* _WHAT YOU NEED TO DO_:
A - For each statement below, decide whether it agrees with the account of the cathedral at Senlis. Answer yes or no, and quote the words of the account that decide it. (i) The nave of the church is very long. (ii) The sacristan lives close to the church. (iii) The two thirteenth-century statues represent Saint Louis and Saint Levain.
B - Rewrite the account of the cathedral at Senlis from "The chapels are" to "inflicted on it.....", putting "paint" in place of "gilding".
C - Carry on the account of the cathedral at Senlis after its final sentence.

* _TEXT SECTION_:
In the interior, even though the nave is very short and the choir very deep, the same impression of unity. Nevertheless, the balustrades in Renaissance style, which garnish the upper galleries, shock us for a moment. The discrepancy in the styles is more visible inside the edifice. Outside the light envelops all and softens the contrasts; the sun creates harmony.

The chapels are poorly decorated. The architects and clergy have there rivaled each other in bad taste. They have broken open the apse to add to it a chapel of the Virgin, which breaks all the lines of the monument inside and out. Two statues of the thirteenth century, one representing Saint Louis and the other Saint Levain, have been ridiculously colored, so that one would take them today for products of the Rue Bonaparte. A pretty Virgin of the fourteenth century would have been better off without the new gilding which has been inflicted on it.....

At the end of the church, I read on one of the pillars the following inscription: "Nicolas Jourdain, administrator of this parish, deceased January 30, 1799.—This church owes to him its restoration and its embellishment. The grateful parishioners have erected this monument to him.—Marie Françoise Truyart, his spouse, equally benefactress of this church, deceased January 17, 1811.—Pray for their souls."

Who was M. Jourdain? What embellishments does the church of Senlis owe to him? I would have liked to know. X looked for the sacristan, that he might tell me, and also that he might allow me to enter the sacristy, where one may see the Dance of Fools on a capital. But the sacristan of Notre Dame de Senlis dwells very far from his church, on the banks of the Nonette, in the place called the Asses' Backs; he goes home before eleven o'clock in the morning to get his lunch, and is never seen again at the cathedral, according to the bell-ringer, before four o'clock in the afternoon. So I returned at four o'clock. The sacristan was still eating breakfast at the Asses' Backs.... So I shall never know anything about either M. Nicolas Jourdain nor Marie Françoise Truyart, his wife.

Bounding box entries
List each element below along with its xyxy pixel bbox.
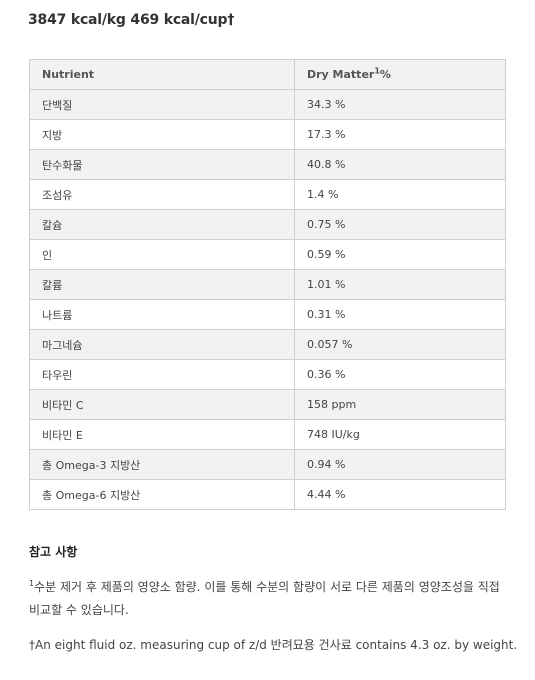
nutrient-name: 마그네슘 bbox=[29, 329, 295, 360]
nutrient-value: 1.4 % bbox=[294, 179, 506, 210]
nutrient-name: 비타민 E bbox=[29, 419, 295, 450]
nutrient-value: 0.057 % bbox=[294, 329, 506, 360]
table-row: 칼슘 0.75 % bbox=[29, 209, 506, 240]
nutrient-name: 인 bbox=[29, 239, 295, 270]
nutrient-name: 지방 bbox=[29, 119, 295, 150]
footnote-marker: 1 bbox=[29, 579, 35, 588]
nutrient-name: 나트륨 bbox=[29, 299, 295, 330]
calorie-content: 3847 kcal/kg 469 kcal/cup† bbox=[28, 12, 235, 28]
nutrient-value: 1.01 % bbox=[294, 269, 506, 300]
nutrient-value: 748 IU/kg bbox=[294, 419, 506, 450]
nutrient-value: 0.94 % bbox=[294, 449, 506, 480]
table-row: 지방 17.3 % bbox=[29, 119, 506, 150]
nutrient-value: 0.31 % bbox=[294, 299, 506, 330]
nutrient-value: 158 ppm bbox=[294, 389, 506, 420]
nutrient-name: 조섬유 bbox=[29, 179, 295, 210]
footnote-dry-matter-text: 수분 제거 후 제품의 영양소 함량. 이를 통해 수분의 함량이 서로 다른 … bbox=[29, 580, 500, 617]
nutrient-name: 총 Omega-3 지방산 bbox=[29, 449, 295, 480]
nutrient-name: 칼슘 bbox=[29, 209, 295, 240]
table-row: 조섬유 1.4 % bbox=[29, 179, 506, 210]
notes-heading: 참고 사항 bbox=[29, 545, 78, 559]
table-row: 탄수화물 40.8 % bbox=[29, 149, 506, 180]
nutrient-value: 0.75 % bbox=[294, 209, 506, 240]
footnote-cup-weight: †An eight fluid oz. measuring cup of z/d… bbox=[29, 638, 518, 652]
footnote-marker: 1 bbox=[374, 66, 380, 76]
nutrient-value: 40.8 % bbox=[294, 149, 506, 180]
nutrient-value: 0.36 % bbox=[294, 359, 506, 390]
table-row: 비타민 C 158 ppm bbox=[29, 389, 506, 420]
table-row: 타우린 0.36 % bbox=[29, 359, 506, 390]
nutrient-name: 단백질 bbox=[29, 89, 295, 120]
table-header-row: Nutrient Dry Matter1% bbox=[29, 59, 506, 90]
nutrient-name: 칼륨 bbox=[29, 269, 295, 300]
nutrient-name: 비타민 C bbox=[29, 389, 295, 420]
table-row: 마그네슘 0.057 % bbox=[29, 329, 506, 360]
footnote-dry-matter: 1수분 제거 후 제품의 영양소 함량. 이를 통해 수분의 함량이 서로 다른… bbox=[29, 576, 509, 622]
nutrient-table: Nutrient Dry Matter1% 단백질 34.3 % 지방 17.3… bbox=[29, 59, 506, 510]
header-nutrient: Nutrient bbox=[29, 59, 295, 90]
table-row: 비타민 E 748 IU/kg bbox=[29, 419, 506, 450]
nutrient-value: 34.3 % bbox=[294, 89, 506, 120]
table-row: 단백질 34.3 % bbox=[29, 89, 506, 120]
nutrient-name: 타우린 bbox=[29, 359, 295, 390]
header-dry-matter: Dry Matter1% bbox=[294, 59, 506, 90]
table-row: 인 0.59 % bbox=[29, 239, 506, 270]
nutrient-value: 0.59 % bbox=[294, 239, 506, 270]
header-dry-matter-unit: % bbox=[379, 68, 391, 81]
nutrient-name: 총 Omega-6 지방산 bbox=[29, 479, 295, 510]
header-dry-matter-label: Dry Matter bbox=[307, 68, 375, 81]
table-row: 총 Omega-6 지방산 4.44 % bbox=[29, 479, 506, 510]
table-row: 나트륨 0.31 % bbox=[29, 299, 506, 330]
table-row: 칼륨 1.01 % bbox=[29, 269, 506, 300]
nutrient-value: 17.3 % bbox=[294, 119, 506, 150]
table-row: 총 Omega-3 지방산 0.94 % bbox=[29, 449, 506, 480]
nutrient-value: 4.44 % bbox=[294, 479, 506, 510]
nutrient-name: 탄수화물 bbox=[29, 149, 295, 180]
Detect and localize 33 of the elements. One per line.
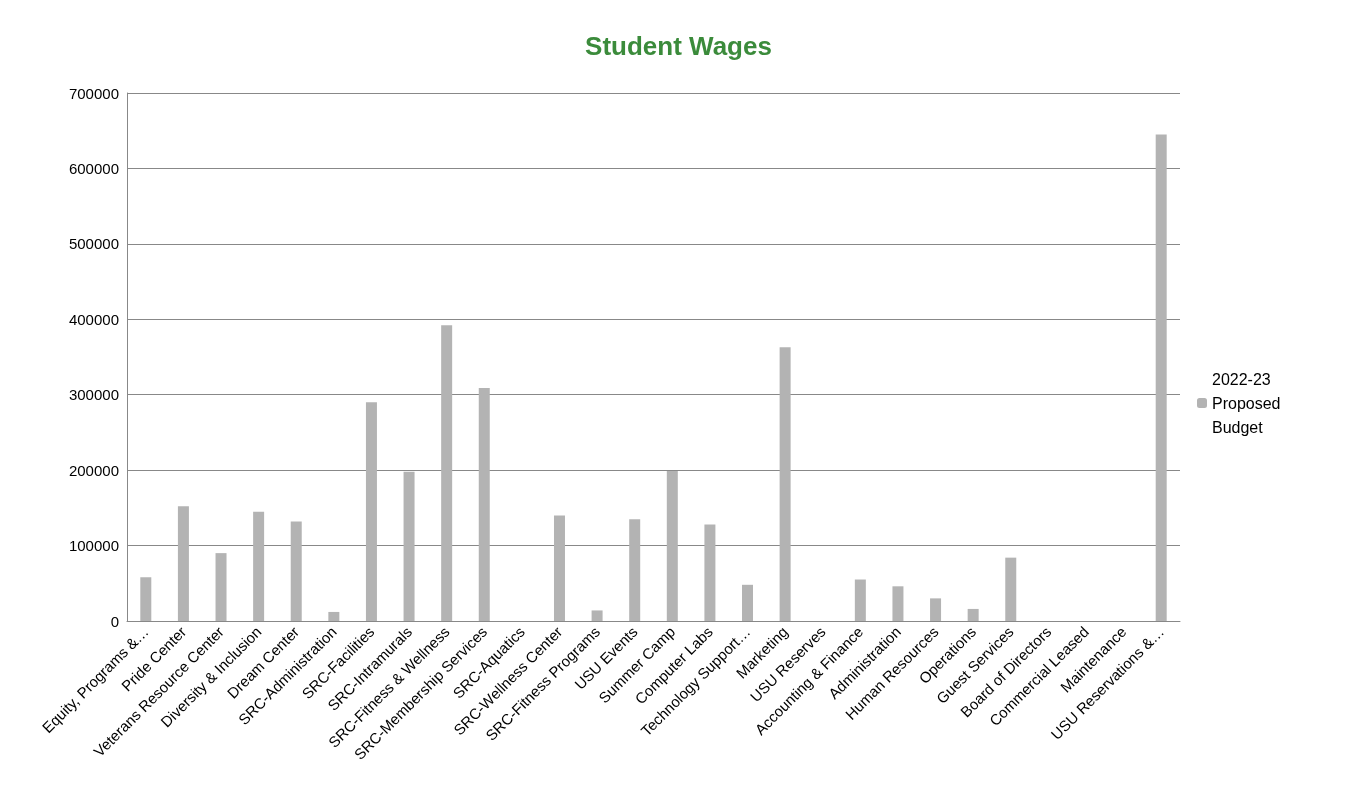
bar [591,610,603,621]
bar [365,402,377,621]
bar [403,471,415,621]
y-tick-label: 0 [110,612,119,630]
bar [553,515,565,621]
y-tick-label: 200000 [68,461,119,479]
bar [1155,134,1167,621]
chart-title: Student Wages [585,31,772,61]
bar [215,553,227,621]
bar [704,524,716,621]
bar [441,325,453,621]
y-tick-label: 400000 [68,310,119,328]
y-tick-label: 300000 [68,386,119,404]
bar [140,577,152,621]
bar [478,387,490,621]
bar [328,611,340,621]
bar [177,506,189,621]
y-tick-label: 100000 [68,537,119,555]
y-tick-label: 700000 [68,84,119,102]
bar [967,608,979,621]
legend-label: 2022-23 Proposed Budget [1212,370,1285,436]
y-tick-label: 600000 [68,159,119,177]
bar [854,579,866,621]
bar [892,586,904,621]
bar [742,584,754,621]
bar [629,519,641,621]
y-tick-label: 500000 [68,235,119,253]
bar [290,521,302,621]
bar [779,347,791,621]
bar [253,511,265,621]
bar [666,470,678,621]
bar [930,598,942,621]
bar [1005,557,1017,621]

* _RESPONSES IN ORDER_:
A -
(i) No: "even though the nave is very short and the choir very deep"
(ii) No: "the sacristan of Notre Dame de Senlis dwells very far from his church"
(iii) Yes: "one representing Saint Louis and the other Saint Levain"

B -
The chapels are poorly decorated. The architects and clergy have there rivaled each other in bad taste. They have broken open the apse to add to it a chapel of the Virgin, which breaks all the lines of the monument inside and out. Two statues of the thirteenth century, one representing Saint Louis and the other Saint Levain, have been ridiculously colored, so that one would take them today for products of the Rue Bonaparte. A pretty Virgin of the fourteenth century would have been better off without the new paint which has been inflicted on it.....

C -
On the other bank of the Nonette, turn about. A little bridge over a little river; some orchards, still pink and white with their last flowers; a street which climbs through the town, whose roofs and uneven gables are outlined softly against a sky of pale blue; remnants of ramparts starred with golden flowers; great clumps of verdure rising everywhere among the rosy roofs, and finally the great belfry dominating all, the little town, the little valley, the fields which rise and fall to the horizon. Behold, and if you are "one of us," you will recognize the most perfect, the most elegant, the finest, the best arranged of all the landscapes of the world. Here is France, the France of Fouquet, the France of Corot.

And I must also, before leaving Senlis, announce that this truly aristocratic town has not a single statue in its squares.

THE Oratorist Fathers founded the college of Juilly September 2, 1639. They still directed it when these lines were written. The world knows what fate has since come to the masters of this old institution.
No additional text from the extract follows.